= Data =
## begin
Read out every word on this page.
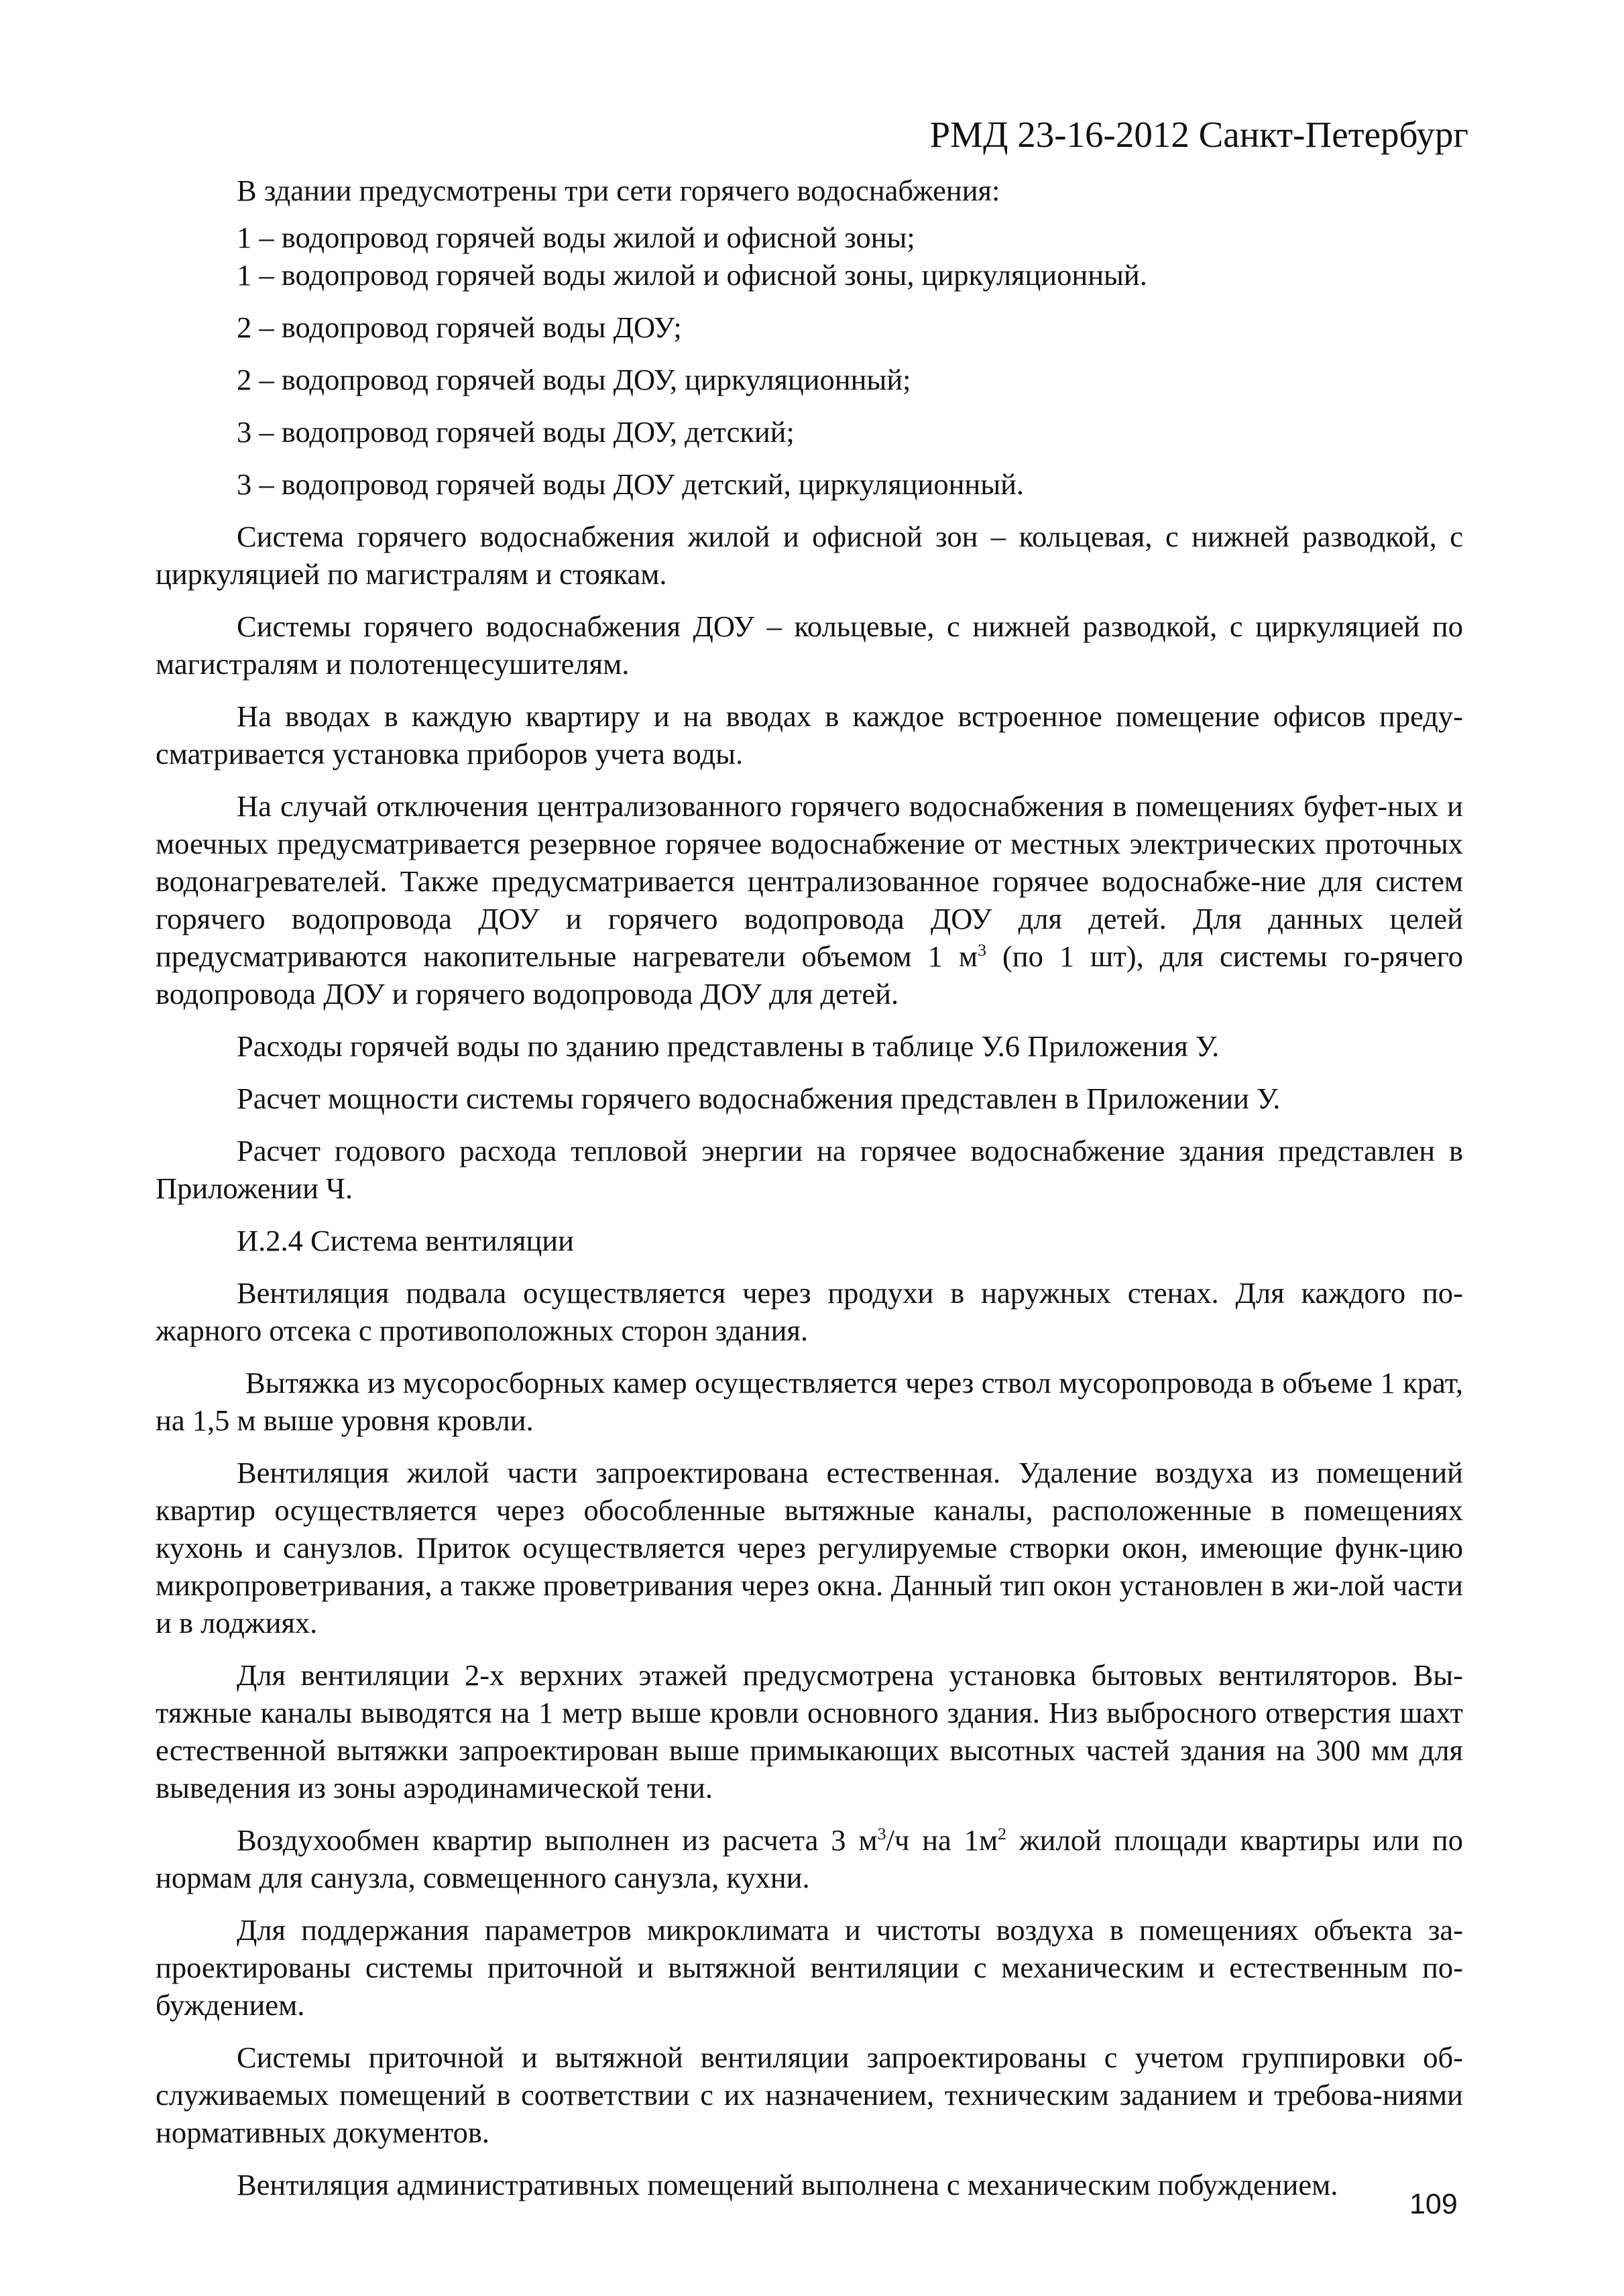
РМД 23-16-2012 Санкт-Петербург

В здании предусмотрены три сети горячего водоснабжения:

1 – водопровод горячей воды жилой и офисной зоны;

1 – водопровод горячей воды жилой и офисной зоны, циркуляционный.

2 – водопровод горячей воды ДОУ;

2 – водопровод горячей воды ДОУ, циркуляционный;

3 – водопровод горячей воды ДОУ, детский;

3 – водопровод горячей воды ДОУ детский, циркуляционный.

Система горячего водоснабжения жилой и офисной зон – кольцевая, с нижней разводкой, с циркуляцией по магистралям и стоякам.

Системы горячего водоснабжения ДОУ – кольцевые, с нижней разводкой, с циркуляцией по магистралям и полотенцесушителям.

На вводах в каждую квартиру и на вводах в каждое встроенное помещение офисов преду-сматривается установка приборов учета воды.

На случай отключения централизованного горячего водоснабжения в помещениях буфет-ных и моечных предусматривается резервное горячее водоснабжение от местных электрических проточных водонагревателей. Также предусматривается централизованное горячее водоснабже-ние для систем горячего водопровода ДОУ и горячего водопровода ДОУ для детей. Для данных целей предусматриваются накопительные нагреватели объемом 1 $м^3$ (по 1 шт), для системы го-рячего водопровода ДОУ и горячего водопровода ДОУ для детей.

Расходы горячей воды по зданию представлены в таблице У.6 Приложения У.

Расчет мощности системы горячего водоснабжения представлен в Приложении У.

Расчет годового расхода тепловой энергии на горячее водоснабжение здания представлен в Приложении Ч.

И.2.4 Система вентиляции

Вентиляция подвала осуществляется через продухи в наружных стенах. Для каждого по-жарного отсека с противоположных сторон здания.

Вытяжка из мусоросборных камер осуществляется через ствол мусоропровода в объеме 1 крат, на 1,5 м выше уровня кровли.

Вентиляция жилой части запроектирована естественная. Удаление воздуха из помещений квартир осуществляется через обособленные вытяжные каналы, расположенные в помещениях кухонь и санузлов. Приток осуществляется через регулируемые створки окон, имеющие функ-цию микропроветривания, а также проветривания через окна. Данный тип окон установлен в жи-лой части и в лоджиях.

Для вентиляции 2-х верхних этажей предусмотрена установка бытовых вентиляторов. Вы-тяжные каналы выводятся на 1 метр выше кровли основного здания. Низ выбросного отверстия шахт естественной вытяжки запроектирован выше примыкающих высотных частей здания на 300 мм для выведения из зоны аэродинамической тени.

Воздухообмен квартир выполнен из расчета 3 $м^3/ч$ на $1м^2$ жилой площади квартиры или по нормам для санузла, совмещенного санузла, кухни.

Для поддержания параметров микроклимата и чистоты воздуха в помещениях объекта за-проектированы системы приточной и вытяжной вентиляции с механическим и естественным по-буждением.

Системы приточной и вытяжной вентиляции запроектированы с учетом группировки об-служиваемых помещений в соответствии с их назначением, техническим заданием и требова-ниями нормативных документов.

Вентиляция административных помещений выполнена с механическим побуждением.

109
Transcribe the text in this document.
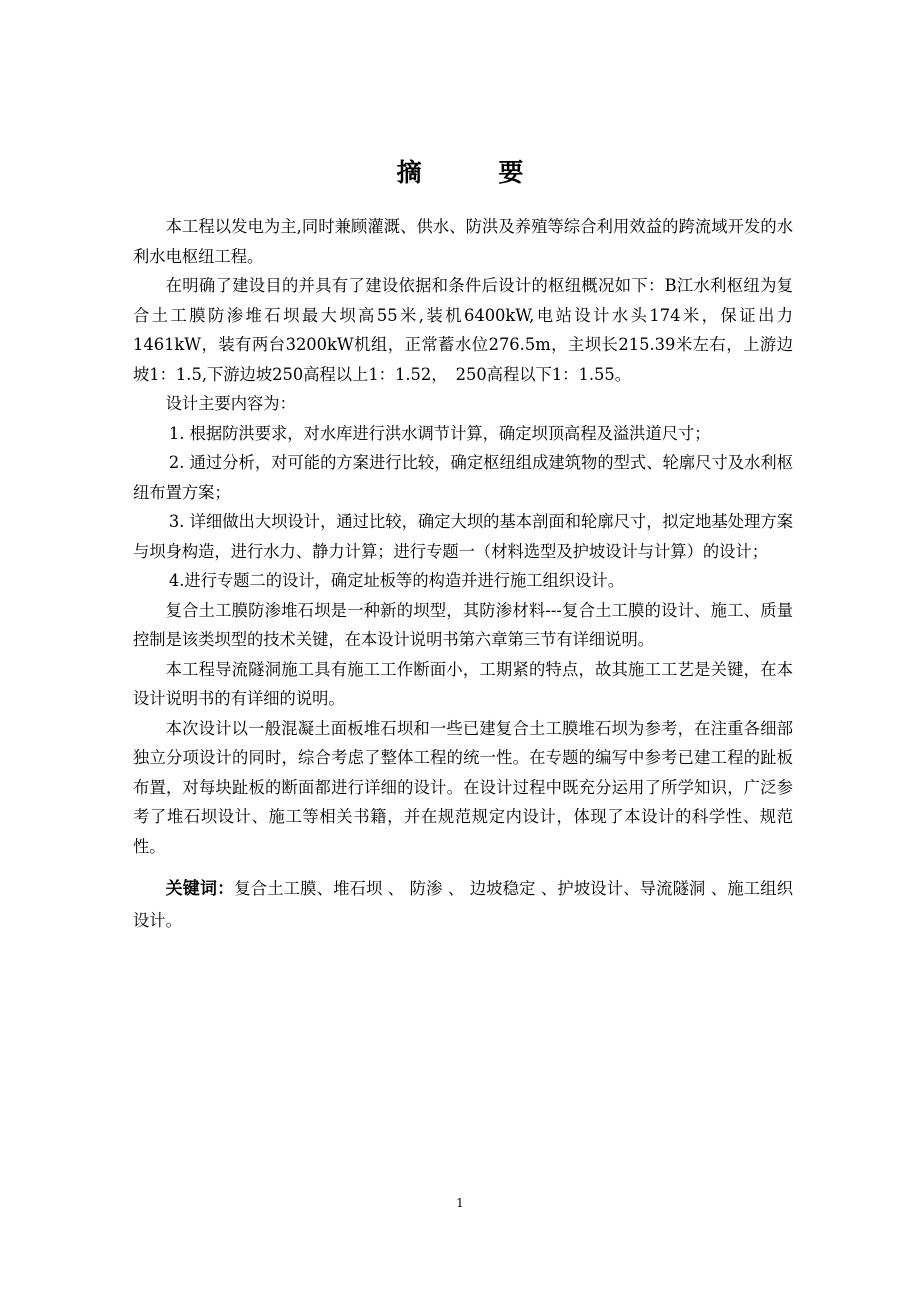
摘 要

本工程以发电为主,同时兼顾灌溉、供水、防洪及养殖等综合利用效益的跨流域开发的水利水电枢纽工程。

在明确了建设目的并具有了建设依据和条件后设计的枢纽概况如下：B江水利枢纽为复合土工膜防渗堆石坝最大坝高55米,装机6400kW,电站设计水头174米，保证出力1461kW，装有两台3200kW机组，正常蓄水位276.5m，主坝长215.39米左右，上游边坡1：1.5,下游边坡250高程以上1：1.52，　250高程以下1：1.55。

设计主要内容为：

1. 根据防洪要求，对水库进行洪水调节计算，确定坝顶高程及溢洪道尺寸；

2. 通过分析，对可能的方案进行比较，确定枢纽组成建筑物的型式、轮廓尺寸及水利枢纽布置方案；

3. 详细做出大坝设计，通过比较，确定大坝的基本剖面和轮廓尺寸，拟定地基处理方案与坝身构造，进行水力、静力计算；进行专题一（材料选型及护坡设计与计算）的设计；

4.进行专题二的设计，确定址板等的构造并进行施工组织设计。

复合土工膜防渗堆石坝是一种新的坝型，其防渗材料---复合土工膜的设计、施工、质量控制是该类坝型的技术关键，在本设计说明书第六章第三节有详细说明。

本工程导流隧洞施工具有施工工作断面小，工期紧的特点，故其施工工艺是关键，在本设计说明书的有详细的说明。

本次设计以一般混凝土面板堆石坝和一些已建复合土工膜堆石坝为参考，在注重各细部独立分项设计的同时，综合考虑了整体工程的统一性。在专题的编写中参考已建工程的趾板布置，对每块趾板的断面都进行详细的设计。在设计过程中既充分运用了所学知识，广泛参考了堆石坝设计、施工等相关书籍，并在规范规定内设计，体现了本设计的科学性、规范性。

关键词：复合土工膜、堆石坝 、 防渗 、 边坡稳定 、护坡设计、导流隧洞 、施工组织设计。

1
## end
= Request =
How many lines in the listing above contain the string "разводкой"? Answer with the number only.

= Solution for this problem =
2